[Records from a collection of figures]
════

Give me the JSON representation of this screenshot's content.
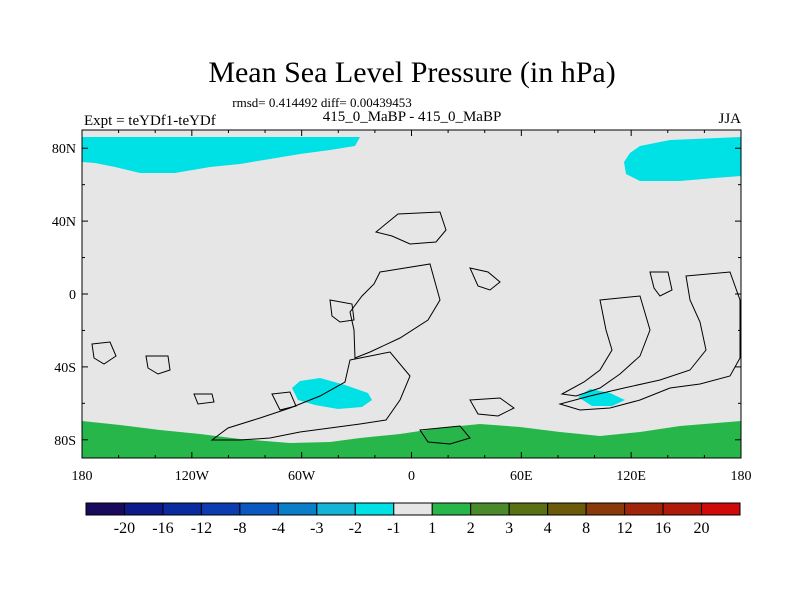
{
  "chart_data": {
    "type": "heatmap",
    "title": "Mean Sea Level Pressure (in hPa)",
    "subtitle_stats": "rmsd= 0.414492 diff= 0.00439453",
    "center_label": "415_0_MaBP - 415_0_MaBP",
    "left_label": "Expt = teYDf1-teYDf",
    "right_label": "JJA",
    "x_ticks": [
      "180",
      "120W",
      "60W",
      "0",
      "60E",
      "120E",
      "180"
    ],
    "y_ticks": [
      "80N",
      "40N",
      "0",
      "40S",
      "80S"
    ],
    "xlim": [
      -180,
      180
    ],
    "ylim": [
      -90,
      90
    ],
    "colorbar_labels": [
      "-20",
      "-16",
      "-12",
      "-8",
      "-4",
      "-3",
      "-2",
      "-1",
      "1",
      "2",
      "3",
      "4",
      "8",
      "12",
      "16",
      "20"
    ],
    "colorbar_colors": [
      "#1a0a5e",
      "#0c1a8a",
      "#0a2aa0",
      "#0c3cb0",
      "#0a58c0",
      "#0a7fc8",
      "#13b4d8",
      "#00e1e6",
      "#e6e6e6",
      "#27b64a",
      "#4a8a2a",
      "#5a7014",
      "#6a5a0a",
      "#8a3a0a",
      "#a0240a",
      "#b01a0a",
      "#d00a0a"
    ],
    "field_colors": {
      "background": "#e6e6e6",
      "negative_small": "#00e1e6",
      "positive_small": "#27b64a"
    },
    "regions": [
      {
        "name": "arctic-west",
        "value_range": "-2 to -1"
      },
      {
        "name": "arctic-east",
        "value_range": "-2 to -1"
      },
      {
        "name": "south-atlantic",
        "value_range": "-2 to -1"
      },
      {
        "name": "south-indian",
        "value_range": "-2 to -1"
      },
      {
        "name": "antarctic",
        "value_range": "1 to 2"
      }
    ]
  }
}
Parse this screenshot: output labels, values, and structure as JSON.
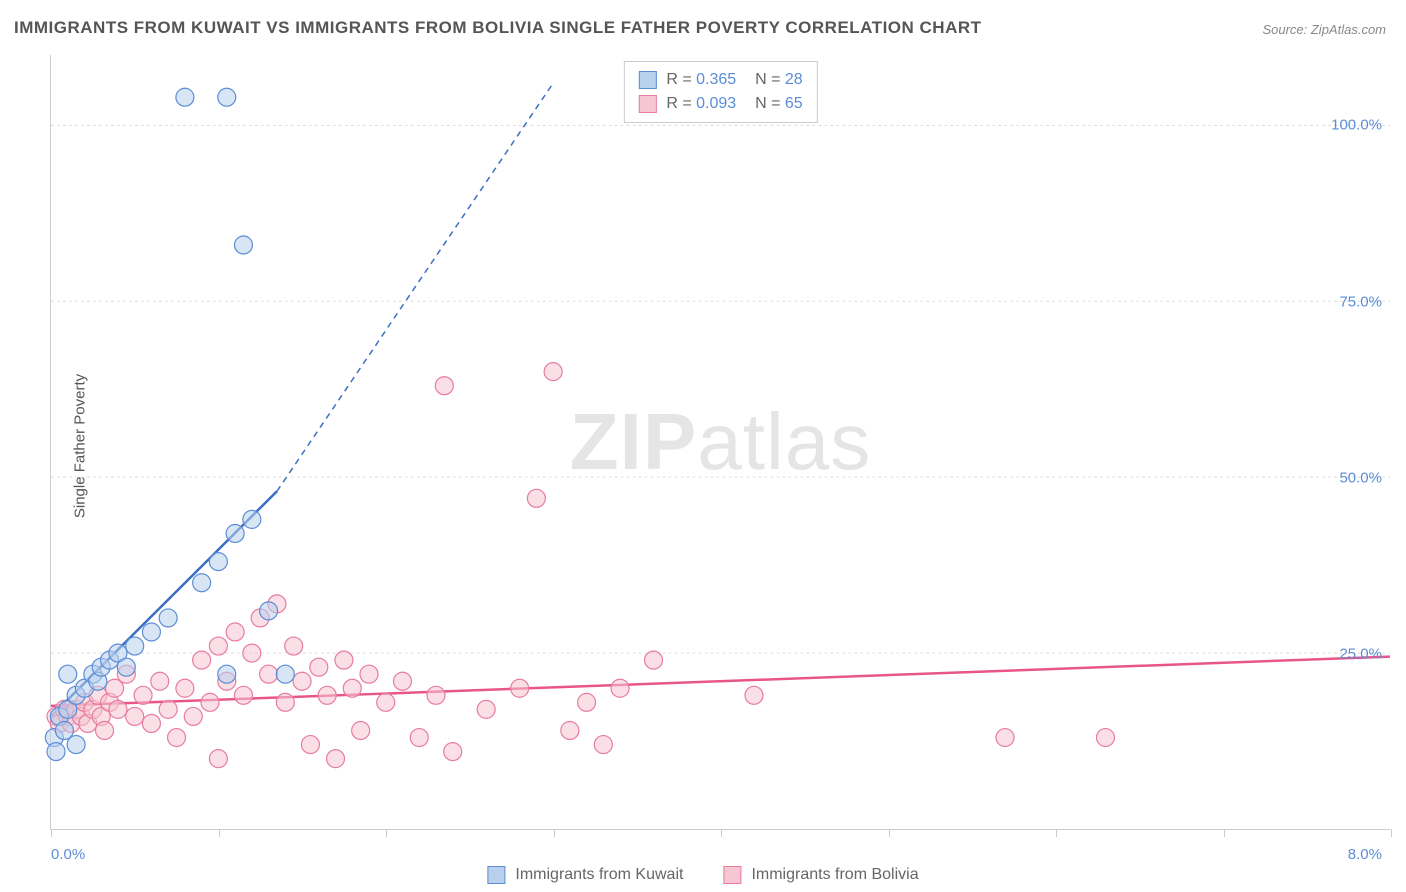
{
  "title": "IMMIGRANTS FROM KUWAIT VS IMMIGRANTS FROM BOLIVIA SINGLE FATHER POVERTY CORRELATION CHART",
  "source": "Source: ZipAtlas.com",
  "ylabel": "Single Father Poverty",
  "watermark_bold": "ZIP",
  "watermark_light": "atlas",
  "chart": {
    "type": "scatter",
    "xlim": [
      0,
      8
    ],
    "ylim": [
      0,
      110
    ],
    "xtick_labels": {
      "left": "0.0%",
      "right": "8.0%"
    },
    "xtick_positions": [
      0,
      1,
      2,
      3,
      4,
      5,
      6,
      7,
      8
    ],
    "ytick_labels": [
      "25.0%",
      "50.0%",
      "75.0%",
      "100.0%"
    ],
    "ytick_values": [
      25,
      50,
      75,
      100
    ],
    "gridline_color": "#dddddd",
    "axis_color": "#cccccc",
    "background_color": "#ffffff",
    "label_fontsize": 15,
    "tick_color": "#5b8dd6",
    "series": [
      {
        "name": "Immigrants from Kuwait",
        "color_fill": "#b8d0ec",
        "color_stroke": "#5b8dd6",
        "fill_opacity": 0.55,
        "marker_radius": 9,
        "R": "0.365",
        "N": "28",
        "trend": {
          "x1": 0.0,
          "y1": 16,
          "x2": 1.35,
          "y2": 48,
          "extend_x2": 3.0,
          "extend_y2": 106,
          "stroke": "#3a6fc4",
          "width": 2,
          "dash_solid_until": 1.35
        },
        "points": [
          [
            0.02,
            13
          ],
          [
            0.05,
            16
          ],
          [
            0.08,
            14
          ],
          [
            0.03,
            11
          ],
          [
            0.1,
            17
          ],
          [
            0.15,
            19
          ],
          [
            0.2,
            20
          ],
          [
            0.25,
            22
          ],
          [
            0.28,
            21
          ],
          [
            0.3,
            23
          ],
          [
            0.35,
            24
          ],
          [
            0.4,
            25
          ],
          [
            0.45,
            23
          ],
          [
            0.1,
            22
          ],
          [
            0.5,
            26
          ],
          [
            0.6,
            28
          ],
          [
            0.7,
            30
          ],
          [
            0.9,
            35
          ],
          [
            1.0,
            38
          ],
          [
            1.1,
            42
          ],
          [
            1.2,
            44
          ],
          [
            1.3,
            31
          ],
          [
            1.05,
            22
          ],
          [
            1.4,
            22
          ],
          [
            0.8,
            104
          ],
          [
            1.05,
            104
          ],
          [
            1.15,
            83
          ],
          [
            0.15,
            12
          ]
        ]
      },
      {
        "name": "Immigrants from Bolivia",
        "color_fill": "#f6c6d2",
        "color_stroke": "#e87ba0",
        "fill_opacity": 0.55,
        "marker_radius": 9,
        "R": "0.093",
        "N": "65",
        "trend": {
          "x1": 0.0,
          "y1": 17.5,
          "x2": 8.0,
          "y2": 24.5,
          "stroke": "#e64f8a",
          "width": 2
        },
        "points": [
          [
            0.03,
            16
          ],
          [
            0.05,
            15
          ],
          [
            0.08,
            17
          ],
          [
            0.1,
            16
          ],
          [
            0.12,
            15
          ],
          [
            0.15,
            17
          ],
          [
            0.18,
            16
          ],
          [
            0.2,
            18
          ],
          [
            0.22,
            15
          ],
          [
            0.25,
            17
          ],
          [
            0.28,
            19
          ],
          [
            0.3,
            16
          ],
          [
            0.32,
            14
          ],
          [
            0.35,
            18
          ],
          [
            0.38,
            20
          ],
          [
            0.4,
            17
          ],
          [
            0.45,
            22
          ],
          [
            0.5,
            16
          ],
          [
            0.55,
            19
          ],
          [
            0.6,
            15
          ],
          [
            0.65,
            21
          ],
          [
            0.7,
            17
          ],
          [
            0.75,
            13
          ],
          [
            0.8,
            20
          ],
          [
            0.85,
            16
          ],
          [
            0.9,
            24
          ],
          [
            0.95,
            18
          ],
          [
            1.0,
            26
          ],
          [
            1.05,
            21
          ],
          [
            1.1,
            28
          ],
          [
            1.15,
            19
          ],
          [
            1.2,
            25
          ],
          [
            1.25,
            30
          ],
          [
            1.3,
            22
          ],
          [
            1.35,
            32
          ],
          [
            1.4,
            18
          ],
          [
            1.45,
            26
          ],
          [
            1.5,
            21
          ],
          [
            1.55,
            12
          ],
          [
            1.6,
            23
          ],
          [
            1.65,
            19
          ],
          [
            1.7,
            10
          ],
          [
            1.75,
            24
          ],
          [
            1.8,
            20
          ],
          [
            1.85,
            14
          ],
          [
            1.9,
            22
          ],
          [
            2.0,
            18
          ],
          [
            2.1,
            21
          ],
          [
            2.2,
            13
          ],
          [
            2.3,
            19
          ],
          [
            2.35,
            63
          ],
          [
            2.4,
            11
          ],
          [
            2.6,
            17
          ],
          [
            2.8,
            20
          ],
          [
            2.9,
            47
          ],
          [
            3.0,
            65
          ],
          [
            3.1,
            14
          ],
          [
            3.2,
            18
          ],
          [
            3.3,
            12
          ],
          [
            3.4,
            20
          ],
          [
            3.6,
            24
          ],
          [
            4.2,
            19
          ],
          [
            5.7,
            13
          ],
          [
            6.3,
            13
          ],
          [
            1.0,
            10
          ]
        ]
      }
    ]
  },
  "legend_bottom": [
    {
      "label": "Immigrants from Kuwait",
      "swatch": "blue"
    },
    {
      "label": "Immigrants from Bolivia",
      "swatch": "pink"
    }
  ]
}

════

What this task involves:
Skip the pictures and transcribe the rest of the records exactly.

Solution for this task:
Give me the JSON representation of this screenshot's content.
{
  "chart_data": {
    "type": "heatmap",
    "title": "Mean Sea Level Pressure (in hPa)",
    "subtitle_stats": "rmsd= 0.414492 diff= 0.00439453",
    "center_label": "415_0_MaBP - 415_0_MaBP",
    "left_label": "Expt = teYDf1-teYDf",
    "right_label": "JJA",
    "x_ticks": [
      "180",
      "120W",
      "60W",
      "0",
      "60E",
      "120E",
      "180"
    ],
    "y_ticks": [
      "80N",
      "40N",
      "0",
      "40S",
      "80S"
    ],
    "xlim": [
      -180,
      180
    ],
    "ylim": [
      -90,
      90
    ],
    "colorbar_labels": [
      "-20",
      "-16",
      "-12",
      "-8",
      "-4",
      "-3",
      "-2",
      "-1",
      "1",
      "2",
      "3",
      "4",
      "8",
      "12",
      "16",
      "20"
    ],
    "colorbar_colors": [
      "#1a0a5e",
      "#0c1a8a",
      "#0a2aa0",
      "#0c3cb0",
      "#0a58c0",
      "#0a7fc8",
      "#13b4d8",
      "#00e1e6",
      "#e6e6e6",
      "#27b64a",
      "#4a8a2a",
      "#5a7014",
      "#6a5a0a",
      "#8a3a0a",
      "#a0240a",
      "#b01a0a",
      "#d00a0a"
    ],
    "field_colors": {
      "background": "#e6e6e6",
      "negative_small": "#00e1e6",
      "positive_small": "#27b64a"
    },
    "regions": [
      {
        "name": "arctic-west",
        "value_range": "-2 to -1"
      },
      {
        "name": "arctic-east",
        "value_range": "-2 to -1"
      },
      {
        "name": "south-atlantic",
        "value_range": "-2 to -1"
      },
      {
        "name": "south-indian",
        "value_range": "-2 to -1"
      },
      {
        "name": "antarctic",
        "value_range": "1 to 2"
      }
    ]
  }
}
Parse this screenshot: output labels, values, and structure as JSON.
{
  "title": "IMMIGRANTS FROM KUWAIT VS IMMIGRANTS FROM BOLIVIA SINGLE FATHER POVERTY CORRELATION CHART",
  "source": "Source: ZipAtlas.com",
  "ylabel": "Single Father Poverty",
  "watermark_bold": "ZIP",
  "watermark_light": "atlas",
  "chart": {
    "type": "scatter",
    "xlim": [
      0,
      8
    ],
    "ylim": [
      0,
      110
    ],
    "xtick_labels": {
      "left": "0.0%",
      "right": "8.0%"
    },
    "xtick_positions": [
      0,
      1,
      2,
      3,
      4,
      5,
      6,
      7,
      8
    ],
    "ytick_labels": [
      "25.0%",
      "50.0%",
      "75.0%",
      "100.0%"
    ],
    "ytick_values": [
      25,
      50,
      75,
      100
    ],
    "gridline_color": "#dddddd",
    "axis_color": "#cccccc",
    "background_color": "#ffffff",
    "label_fontsize": 15,
    "tick_color": "#5b8dd6",
    "series": [
      {
        "name": "Immigrants from Kuwait",
        "color_fill": "#b8d0ec",
        "color_stroke": "#5b8dd6",
        "fill_opacity": 0.55,
        "marker_radius": 9,
        "R": "0.365",
        "N": "28",
        "trend": {
          "x1": 0.0,
          "y1": 16,
          "x2": 1.35,
          "y2": 48,
          "extend_x2": 3.0,
          "extend_y2": 106,
          "stroke": "#3a6fc4",
          "width": 2,
          "dash_solid_until": 1.35
        },
        "points": [
          [
            0.02,
            13
          ],
          [
            0.05,
            16
          ],
          [
            0.08,
            14
          ],
          [
            0.03,
            11
          ],
          [
            0.1,
            17
          ],
          [
            0.15,
            19
          ],
          [
            0.2,
            20
          ],
          [
            0.25,
            22
          ],
          [
            0.28,
            21
          ],
          [
            0.3,
            23
          ],
          [
            0.35,
            24
          ],
          [
            0.4,
            25
          ],
          [
            0.45,
            23
          ],
          [
            0.1,
            22
          ],
          [
            0.5,
            26
          ],
          [
            0.6,
            28
          ],
          [
            0.7,
            30
          ],
          [
            0.9,
            35
          ],
          [
            1.0,
            38
          ],
          [
            1.1,
            42
          ],
          [
            1.2,
            44
          ],
          [
            1.3,
            31
          ],
          [
            1.05,
            22
          ],
          [
            1.4,
            22
          ],
          [
            0.8,
            104
          ],
          [
            1.05,
            104
          ],
          [
            1.15,
            83
          ],
          [
            0.15,
            12
          ]
        ]
      },
      {
        "name": "Immigrants from Bolivia",
        "color_fill": "#f6c6d2",
        "color_stroke": "#e87ba0",
        "fill_opacity": 0.55,
        "marker_radius": 9,
        "R": "0.093",
        "N": "65",
        "trend": {
          "x1": 0.0,
          "y1": 17.5,
          "x2": 8.0,
          "y2": 24.5,
          "stroke": "#e64f8a",
          "width": 2
        },
        "points": [
          [
            0.03,
            16
          ],
          [
            0.05,
            15
          ],
          [
            0.08,
            17
          ],
          [
            0.1,
            16
          ],
          [
            0.12,
            15
          ],
          [
            0.15,
            17
          ],
          [
            0.18,
            16
          ],
          [
            0.2,
            18
          ],
          [
            0.22,
            15
          ],
          [
            0.25,
            17
          ],
          [
            0.28,
            19
          ],
          [
            0.3,
            16
          ],
          [
            0.32,
            14
          ],
          [
            0.35,
            18
          ],
          [
            0.38,
            20
          ],
          [
            0.4,
            17
          ],
          [
            0.45,
            22
          ],
          [
            0.5,
            16
          ],
          [
            0.55,
            19
          ],
          [
            0.6,
            15
          ],
          [
            0.65,
            21
          ],
          [
            0.7,
            17
          ],
          [
            0.75,
            13
          ],
          [
            0.8,
            20
          ],
          [
            0.85,
            16
          ],
          [
            0.9,
            24
          ],
          [
            0.95,
            18
          ],
          [
            1.0,
            26
          ],
          [
            1.05,
            21
          ],
          [
            1.1,
            28
          ],
          [
            1.15,
            19
          ],
          [
            1.2,
            25
          ],
          [
            1.25,
            30
          ],
          [
            1.3,
            22
          ],
          [
            1.35,
            32
          ],
          [
            1.4,
            18
          ],
          [
            1.45,
            26
          ],
          [
            1.5,
            21
          ],
          [
            1.55,
            12
          ],
          [
            1.6,
            23
          ],
          [
            1.65,
            19
          ],
          [
            1.7,
            10
          ],
          [
            1.75,
            24
          ],
          [
            1.8,
            20
          ],
          [
            1.85,
            14
          ],
          [
            1.9,
            22
          ],
          [
            2.0,
            18
          ],
          [
            2.1,
            21
          ],
          [
            2.2,
            13
          ],
          [
            2.3,
            19
          ],
          [
            2.35,
            63
          ],
          [
            2.4,
            11
          ],
          [
            2.6,
            17
          ],
          [
            2.8,
            20
          ],
          [
            2.9,
            47
          ],
          [
            3.0,
            65
          ],
          [
            3.1,
            14
          ],
          [
            3.2,
            18
          ],
          [
            3.3,
            12
          ],
          [
            3.4,
            20
          ],
          [
            3.6,
            24
          ],
          [
            4.2,
            19
          ],
          [
            5.7,
            13
          ],
          [
            6.3,
            13
          ],
          [
            1.0,
            10
          ]
        ]
      }
    ]
  },
  "legend_bottom": [
    {
      "label": "Immigrants from Kuwait",
      "swatch": "blue"
    },
    {
      "label": "Immigrants from Bolivia",
      "swatch": "pink"
    }
  ]
}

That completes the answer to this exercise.